DIRECTIVE ->
Which lines hold the word "请切断电源"? Copy each of them.

(Source records)
══════════════════════════════

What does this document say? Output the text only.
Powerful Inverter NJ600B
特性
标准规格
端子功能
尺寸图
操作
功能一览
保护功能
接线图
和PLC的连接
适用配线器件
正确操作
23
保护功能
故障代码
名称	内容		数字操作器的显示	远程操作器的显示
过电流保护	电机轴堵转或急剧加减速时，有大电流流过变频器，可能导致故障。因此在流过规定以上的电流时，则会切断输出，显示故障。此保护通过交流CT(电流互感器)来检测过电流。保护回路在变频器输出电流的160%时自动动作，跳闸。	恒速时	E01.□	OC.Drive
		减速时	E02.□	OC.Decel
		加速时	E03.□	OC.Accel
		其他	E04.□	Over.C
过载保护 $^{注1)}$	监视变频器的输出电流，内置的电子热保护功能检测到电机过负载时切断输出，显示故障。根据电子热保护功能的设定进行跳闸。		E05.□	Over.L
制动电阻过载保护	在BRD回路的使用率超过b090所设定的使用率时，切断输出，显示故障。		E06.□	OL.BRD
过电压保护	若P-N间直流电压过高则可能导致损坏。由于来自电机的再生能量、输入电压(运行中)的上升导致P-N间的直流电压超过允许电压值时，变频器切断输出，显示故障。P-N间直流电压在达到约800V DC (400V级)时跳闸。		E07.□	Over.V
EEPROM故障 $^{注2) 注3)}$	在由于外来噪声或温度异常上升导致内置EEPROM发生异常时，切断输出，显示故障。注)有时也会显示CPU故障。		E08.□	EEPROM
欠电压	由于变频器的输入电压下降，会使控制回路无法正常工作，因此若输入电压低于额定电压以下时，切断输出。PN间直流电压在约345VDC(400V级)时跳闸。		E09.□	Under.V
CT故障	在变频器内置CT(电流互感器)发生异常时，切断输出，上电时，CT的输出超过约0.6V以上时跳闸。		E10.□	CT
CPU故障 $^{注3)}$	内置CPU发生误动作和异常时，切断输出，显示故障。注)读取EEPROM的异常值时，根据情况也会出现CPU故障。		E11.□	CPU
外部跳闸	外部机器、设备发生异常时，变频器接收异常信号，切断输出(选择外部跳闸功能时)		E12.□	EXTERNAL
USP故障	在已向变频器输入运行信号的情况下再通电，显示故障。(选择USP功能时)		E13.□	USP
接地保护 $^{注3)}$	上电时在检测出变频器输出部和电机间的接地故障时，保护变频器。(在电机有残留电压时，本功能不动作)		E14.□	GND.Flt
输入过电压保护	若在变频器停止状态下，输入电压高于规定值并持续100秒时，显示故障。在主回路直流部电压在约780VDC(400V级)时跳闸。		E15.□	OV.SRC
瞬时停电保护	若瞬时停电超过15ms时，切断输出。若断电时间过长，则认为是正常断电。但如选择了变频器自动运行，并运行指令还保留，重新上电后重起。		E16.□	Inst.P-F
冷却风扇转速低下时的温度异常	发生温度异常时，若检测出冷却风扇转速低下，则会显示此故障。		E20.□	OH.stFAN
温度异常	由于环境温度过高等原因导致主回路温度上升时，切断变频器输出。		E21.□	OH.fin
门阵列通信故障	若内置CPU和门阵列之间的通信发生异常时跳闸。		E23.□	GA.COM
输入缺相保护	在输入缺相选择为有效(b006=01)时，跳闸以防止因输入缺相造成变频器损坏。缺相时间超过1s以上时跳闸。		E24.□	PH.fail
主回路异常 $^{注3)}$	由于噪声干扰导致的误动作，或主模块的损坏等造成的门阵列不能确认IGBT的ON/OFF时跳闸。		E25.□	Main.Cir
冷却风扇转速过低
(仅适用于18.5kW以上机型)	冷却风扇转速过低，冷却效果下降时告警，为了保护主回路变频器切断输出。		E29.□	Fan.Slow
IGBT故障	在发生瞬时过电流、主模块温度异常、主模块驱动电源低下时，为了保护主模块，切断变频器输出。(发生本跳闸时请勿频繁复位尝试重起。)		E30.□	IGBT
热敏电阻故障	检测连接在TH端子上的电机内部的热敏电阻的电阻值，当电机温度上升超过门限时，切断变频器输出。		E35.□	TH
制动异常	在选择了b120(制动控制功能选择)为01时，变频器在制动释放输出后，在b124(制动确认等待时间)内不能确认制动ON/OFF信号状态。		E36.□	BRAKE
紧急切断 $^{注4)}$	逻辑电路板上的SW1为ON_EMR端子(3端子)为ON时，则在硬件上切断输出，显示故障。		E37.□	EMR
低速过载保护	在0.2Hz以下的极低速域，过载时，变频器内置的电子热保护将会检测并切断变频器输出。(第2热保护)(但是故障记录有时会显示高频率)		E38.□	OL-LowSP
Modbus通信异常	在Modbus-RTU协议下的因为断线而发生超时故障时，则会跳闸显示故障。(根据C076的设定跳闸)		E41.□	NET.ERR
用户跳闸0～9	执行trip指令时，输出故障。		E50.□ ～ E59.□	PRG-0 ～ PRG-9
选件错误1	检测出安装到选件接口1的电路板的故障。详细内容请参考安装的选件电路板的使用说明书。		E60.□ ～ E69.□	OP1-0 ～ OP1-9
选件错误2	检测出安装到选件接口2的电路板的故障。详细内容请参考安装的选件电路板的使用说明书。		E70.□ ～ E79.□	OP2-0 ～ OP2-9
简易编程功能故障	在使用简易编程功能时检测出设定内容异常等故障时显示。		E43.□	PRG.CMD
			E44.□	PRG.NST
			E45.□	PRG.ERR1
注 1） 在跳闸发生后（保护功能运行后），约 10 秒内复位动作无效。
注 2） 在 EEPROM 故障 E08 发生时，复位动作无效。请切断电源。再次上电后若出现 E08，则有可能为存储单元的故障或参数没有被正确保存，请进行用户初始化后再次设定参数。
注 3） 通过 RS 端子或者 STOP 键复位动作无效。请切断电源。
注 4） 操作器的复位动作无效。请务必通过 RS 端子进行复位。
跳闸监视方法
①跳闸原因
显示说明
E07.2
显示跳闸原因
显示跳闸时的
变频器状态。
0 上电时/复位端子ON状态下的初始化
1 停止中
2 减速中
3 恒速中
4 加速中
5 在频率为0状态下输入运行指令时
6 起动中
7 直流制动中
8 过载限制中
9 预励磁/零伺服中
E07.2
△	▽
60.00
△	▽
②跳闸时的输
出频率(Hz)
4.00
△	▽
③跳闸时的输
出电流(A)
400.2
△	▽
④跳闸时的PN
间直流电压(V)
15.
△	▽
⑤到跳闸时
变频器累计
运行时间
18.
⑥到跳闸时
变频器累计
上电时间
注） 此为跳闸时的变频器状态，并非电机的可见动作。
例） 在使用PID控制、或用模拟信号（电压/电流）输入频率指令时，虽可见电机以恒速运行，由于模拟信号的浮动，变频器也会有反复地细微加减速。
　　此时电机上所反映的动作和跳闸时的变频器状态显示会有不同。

══════════════════════════════

IN RESPONSE ->
注 2） 在 EEPROM 故障 E08 发生时，复位动作无效。请切断电源。再次上电后若出现 E08，则有可能为存储单元的故障或参数没有被正确保存，请进行用户初始化后再次设定参数。
注 3） 通过 RS 端子或者 STOP 键复位动作无效。请切断电源。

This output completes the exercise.